What you are asked to do: Set out each line from the following listing that includes the word "adalah".

Data section:

........

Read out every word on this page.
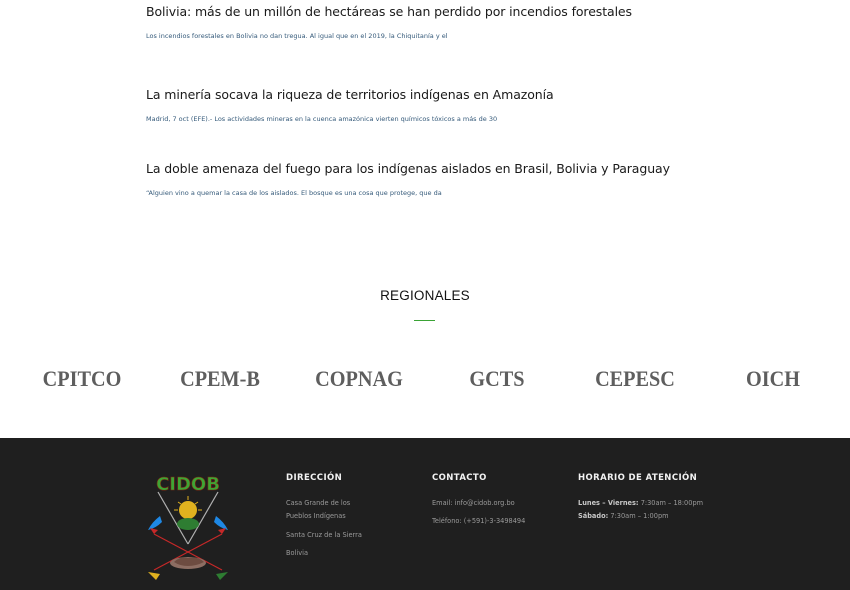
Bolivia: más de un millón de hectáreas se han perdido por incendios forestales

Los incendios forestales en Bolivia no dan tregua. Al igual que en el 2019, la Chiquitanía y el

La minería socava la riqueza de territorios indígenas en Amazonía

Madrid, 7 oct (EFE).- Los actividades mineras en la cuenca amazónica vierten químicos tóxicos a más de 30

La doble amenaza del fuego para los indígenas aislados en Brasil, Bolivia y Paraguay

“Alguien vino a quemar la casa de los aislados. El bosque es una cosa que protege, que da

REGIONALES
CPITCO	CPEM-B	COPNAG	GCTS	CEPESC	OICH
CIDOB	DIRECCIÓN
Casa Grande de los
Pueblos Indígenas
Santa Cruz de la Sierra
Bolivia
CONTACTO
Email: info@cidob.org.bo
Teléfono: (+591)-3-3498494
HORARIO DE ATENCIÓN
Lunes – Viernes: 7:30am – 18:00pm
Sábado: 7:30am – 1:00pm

........

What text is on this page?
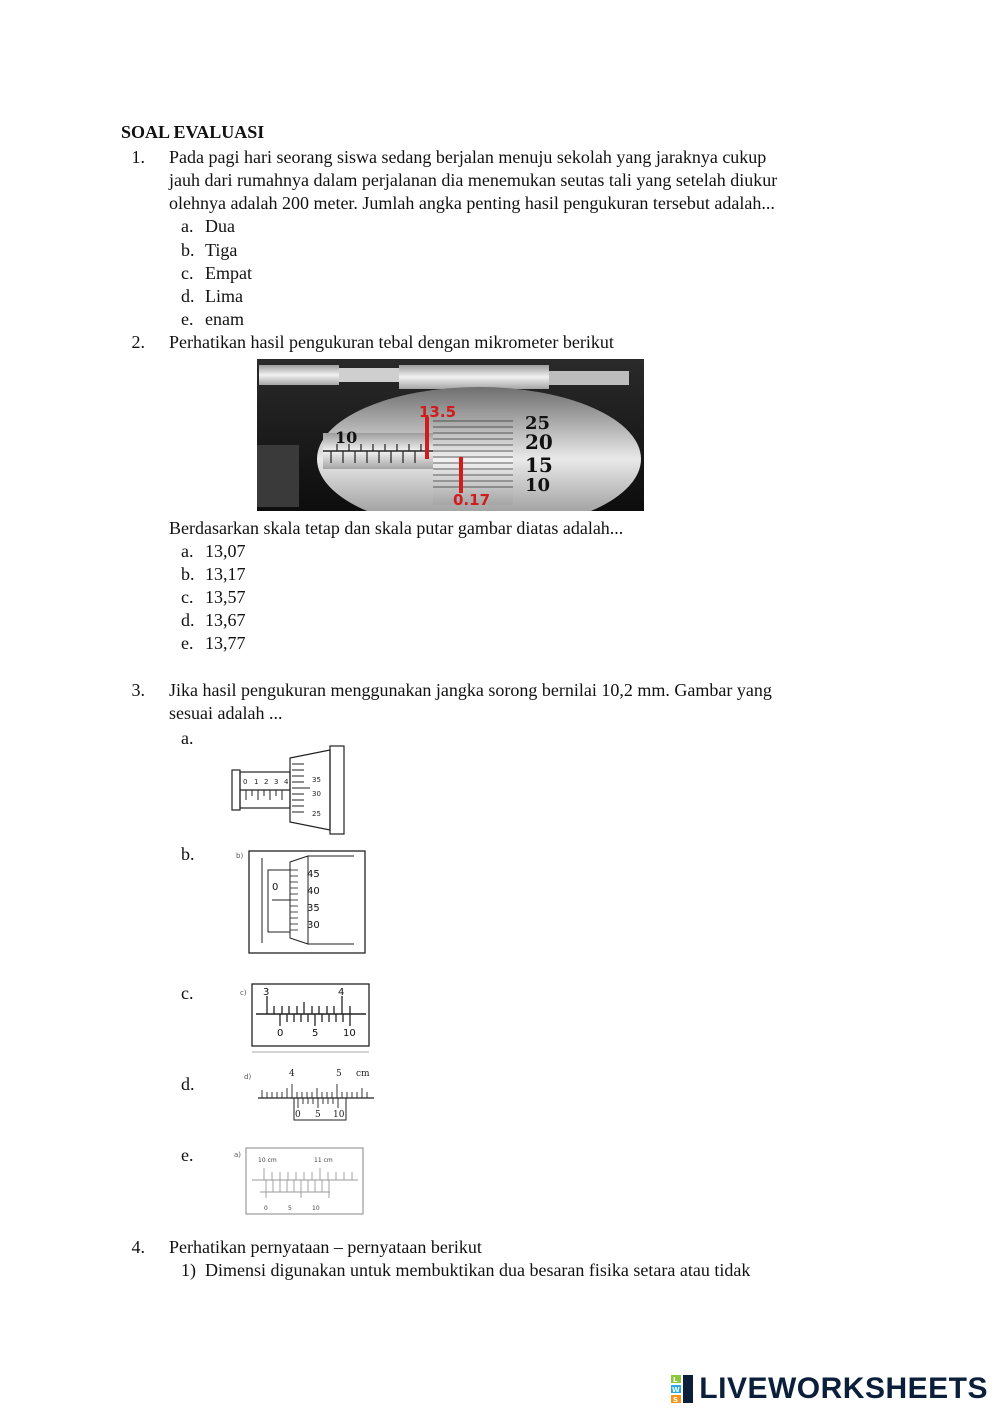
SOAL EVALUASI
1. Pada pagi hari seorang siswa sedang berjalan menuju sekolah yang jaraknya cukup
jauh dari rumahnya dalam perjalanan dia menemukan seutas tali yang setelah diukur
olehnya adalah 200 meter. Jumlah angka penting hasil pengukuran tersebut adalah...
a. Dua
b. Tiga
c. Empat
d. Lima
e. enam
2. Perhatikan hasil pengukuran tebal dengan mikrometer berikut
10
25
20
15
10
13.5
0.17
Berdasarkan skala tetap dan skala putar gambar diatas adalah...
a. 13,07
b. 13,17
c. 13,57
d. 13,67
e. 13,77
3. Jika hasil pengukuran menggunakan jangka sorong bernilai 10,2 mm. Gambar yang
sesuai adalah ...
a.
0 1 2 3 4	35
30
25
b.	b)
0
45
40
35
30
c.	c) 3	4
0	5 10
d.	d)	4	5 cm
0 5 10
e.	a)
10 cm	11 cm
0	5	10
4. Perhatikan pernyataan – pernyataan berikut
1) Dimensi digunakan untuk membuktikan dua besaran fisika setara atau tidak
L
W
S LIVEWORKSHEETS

........

The completed task:
olehnya adalah 200 meter. Jumlah angka penting hasil pengukuran tersebut adalah...
Berdasarkan skala tetap dan skala putar gambar diatas adalah...
sesuai adalah ...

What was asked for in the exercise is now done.